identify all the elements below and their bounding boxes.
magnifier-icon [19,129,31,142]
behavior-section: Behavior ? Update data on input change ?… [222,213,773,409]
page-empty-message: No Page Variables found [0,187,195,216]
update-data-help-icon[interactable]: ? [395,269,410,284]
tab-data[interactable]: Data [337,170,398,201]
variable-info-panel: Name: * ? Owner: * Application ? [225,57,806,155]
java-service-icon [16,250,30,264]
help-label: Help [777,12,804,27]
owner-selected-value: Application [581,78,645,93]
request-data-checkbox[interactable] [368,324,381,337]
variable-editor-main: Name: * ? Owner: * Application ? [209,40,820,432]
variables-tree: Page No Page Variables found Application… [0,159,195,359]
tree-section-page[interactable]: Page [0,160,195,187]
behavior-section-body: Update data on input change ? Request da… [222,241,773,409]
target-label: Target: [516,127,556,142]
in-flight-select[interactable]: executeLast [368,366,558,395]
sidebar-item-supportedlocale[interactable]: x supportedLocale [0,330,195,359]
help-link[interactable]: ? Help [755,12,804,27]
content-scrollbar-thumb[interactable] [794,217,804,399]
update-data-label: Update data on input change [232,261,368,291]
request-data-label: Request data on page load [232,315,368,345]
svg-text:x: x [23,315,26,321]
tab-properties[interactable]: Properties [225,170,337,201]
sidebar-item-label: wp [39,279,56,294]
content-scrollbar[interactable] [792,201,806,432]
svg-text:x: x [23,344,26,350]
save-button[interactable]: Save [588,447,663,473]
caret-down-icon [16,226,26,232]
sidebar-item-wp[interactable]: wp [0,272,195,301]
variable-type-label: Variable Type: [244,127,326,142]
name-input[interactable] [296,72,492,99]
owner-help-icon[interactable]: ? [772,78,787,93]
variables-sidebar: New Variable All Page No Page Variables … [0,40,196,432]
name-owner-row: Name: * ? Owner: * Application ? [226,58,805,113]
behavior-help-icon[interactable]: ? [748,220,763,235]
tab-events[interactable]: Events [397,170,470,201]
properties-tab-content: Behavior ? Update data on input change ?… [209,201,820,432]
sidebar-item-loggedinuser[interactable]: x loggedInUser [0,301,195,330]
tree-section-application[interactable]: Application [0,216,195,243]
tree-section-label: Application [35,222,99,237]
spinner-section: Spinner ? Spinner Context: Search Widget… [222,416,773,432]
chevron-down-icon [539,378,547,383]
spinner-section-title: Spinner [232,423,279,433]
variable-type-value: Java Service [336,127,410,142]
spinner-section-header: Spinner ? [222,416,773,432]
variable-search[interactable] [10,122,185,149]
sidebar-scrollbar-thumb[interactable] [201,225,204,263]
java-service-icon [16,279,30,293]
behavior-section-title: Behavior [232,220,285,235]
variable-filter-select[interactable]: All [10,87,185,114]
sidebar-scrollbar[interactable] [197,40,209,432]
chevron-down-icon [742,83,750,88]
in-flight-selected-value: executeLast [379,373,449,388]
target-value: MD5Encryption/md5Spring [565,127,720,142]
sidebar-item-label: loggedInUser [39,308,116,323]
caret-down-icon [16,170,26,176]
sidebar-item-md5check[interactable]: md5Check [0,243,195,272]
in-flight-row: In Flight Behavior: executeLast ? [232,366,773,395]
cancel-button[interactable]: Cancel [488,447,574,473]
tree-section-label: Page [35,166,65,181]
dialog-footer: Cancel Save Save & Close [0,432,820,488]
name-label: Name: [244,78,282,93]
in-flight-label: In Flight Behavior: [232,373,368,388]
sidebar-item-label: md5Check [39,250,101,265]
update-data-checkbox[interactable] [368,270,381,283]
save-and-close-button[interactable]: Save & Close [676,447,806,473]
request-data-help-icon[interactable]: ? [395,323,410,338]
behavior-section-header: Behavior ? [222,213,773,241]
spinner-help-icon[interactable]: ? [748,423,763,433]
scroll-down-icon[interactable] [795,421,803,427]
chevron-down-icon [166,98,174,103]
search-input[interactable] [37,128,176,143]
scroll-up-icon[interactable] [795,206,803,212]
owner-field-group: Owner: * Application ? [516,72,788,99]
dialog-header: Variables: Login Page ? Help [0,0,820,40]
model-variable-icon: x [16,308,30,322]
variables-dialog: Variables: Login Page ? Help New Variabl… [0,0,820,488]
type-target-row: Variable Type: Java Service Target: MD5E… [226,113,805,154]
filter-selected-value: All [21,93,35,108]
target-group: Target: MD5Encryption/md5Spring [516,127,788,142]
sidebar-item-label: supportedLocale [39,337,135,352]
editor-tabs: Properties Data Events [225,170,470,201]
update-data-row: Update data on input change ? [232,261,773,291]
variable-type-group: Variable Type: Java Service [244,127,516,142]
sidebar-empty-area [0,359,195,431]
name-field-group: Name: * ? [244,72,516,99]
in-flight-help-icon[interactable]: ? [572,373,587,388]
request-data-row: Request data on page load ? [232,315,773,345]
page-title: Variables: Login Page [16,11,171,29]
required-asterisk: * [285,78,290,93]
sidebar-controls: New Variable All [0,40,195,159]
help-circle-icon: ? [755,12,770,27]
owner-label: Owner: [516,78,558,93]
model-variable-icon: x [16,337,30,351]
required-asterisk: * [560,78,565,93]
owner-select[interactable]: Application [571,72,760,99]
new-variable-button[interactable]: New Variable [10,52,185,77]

________________________________________

**TASK TO COMPLETE**
Quote the data word for word, from its first line through the line containing "svg-text:x: x [23,315,26,321]", including both of those lines.

**RESULT**
identify all the elements below and their bounding boxes.
magnifier-icon [19,129,31,142]
behavior-section: Behavior ? Update data on input change ?… [222,213,773,409]
page-empty-message: No Page Variables found [0,187,195,216]
update-data-help-icon[interactable]: ? [395,269,410,284]
tab-data[interactable]: Data [337,170,398,201]
variable-info-panel: Name: * ? Owner: * Application ? [225,57,806,155]
java-service-icon [16,250,30,264]
help-label: Help [777,12,804,27]
owner-selected-value: Application [581,78,645,93]
request-data-checkbox[interactable] [368,324,381,337]
variable-editor-main: Name: * ? Owner: * Application ? [209,40,820,432]
variables-tree: Page No Page Variables found Application… [0,159,195,359]
tree-section-page[interactable]: Page [0,160,195,187]
behavior-section-body: Update data on input change ? Request da… [222,241,773,409]
target-label: Target: [516,127,556,142]
in-flight-select[interactable]: executeLast [368,366,558,395]
sidebar-item-supportedlocale[interactable]: x supportedLocale [0,330,195,359]
help-link[interactable]: ? Help [755,12,804,27]
content-scrollbar-thumb[interactable] [794,217,804,399]
update-data-label: Update data on input change [232,261,368,291]
request-data-label: Request data on page load [232,315,368,345]
svg-text:x: x [23,315,26,321]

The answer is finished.